◆ EXERCISE INSTRUCTIONS
Start at the line containing "Parse this screenshot: output" and transcribe every line exactly through the end of the records below, and only those lines.

◆ PROVIDED RECORDS
=-=-=-=-=

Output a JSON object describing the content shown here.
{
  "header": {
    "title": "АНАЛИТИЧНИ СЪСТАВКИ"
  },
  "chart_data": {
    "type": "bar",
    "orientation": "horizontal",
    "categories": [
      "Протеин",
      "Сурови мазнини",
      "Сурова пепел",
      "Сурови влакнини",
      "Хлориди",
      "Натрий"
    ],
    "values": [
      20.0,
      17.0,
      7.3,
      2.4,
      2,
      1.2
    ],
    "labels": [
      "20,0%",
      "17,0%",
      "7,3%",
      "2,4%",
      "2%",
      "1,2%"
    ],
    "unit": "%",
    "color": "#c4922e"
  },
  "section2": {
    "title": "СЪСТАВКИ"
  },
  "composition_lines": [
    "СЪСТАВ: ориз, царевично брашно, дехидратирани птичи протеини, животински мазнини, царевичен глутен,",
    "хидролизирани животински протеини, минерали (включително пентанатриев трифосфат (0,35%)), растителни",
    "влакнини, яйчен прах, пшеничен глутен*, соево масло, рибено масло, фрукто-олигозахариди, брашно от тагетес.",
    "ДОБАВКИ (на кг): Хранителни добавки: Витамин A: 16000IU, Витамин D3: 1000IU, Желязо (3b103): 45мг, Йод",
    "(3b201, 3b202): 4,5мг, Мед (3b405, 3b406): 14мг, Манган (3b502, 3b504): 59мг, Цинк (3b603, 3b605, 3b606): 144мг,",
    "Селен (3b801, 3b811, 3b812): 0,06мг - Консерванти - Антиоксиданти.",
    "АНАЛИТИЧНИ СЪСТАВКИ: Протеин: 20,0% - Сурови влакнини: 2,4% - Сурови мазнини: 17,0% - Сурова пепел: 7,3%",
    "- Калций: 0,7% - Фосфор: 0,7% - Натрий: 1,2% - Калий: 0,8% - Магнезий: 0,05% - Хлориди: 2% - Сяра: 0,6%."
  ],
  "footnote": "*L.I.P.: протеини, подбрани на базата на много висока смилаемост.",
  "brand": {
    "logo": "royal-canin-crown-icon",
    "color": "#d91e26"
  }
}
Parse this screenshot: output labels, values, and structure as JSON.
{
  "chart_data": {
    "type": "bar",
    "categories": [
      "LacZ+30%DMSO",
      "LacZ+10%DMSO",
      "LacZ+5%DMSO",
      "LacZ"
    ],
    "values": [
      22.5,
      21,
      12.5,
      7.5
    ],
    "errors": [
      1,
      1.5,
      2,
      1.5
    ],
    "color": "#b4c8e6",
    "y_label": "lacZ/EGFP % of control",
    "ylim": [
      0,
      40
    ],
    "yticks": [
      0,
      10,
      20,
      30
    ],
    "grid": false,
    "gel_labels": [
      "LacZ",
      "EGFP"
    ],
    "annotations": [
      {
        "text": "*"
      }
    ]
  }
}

=-=-=-=-=

◆ EXERCISE ANSWER
Parse this screenshot: output labels, values, and structure as JSON.
{
  "chart_data": {
    "type": "bar",
    "categories": [
      "LacZ+30%DMSO",
      "LacZ+10%DMSO",
      "LacZ+5%DMSO",
      "LacZ"
    ],
    "values": [
      22.5,
      21,
      12.5,
      7.5
    ],
    "errors": [
      1,
      1.5,
      2,
      1.5
    ],
    "color": "#b4c8e6",
    "y_label": "lacZ/EGFP % of control",
    "ylim": [
      0,
      40
    ],
    "yticks": [
      0,
      10,
      20,
      30
    ],
    "grid": false,
    "gel_labels": [
      "LacZ",
      "EGFP"
    ],
    "annotations": [
      {
        "text": "*"
      }
    ]
  }
}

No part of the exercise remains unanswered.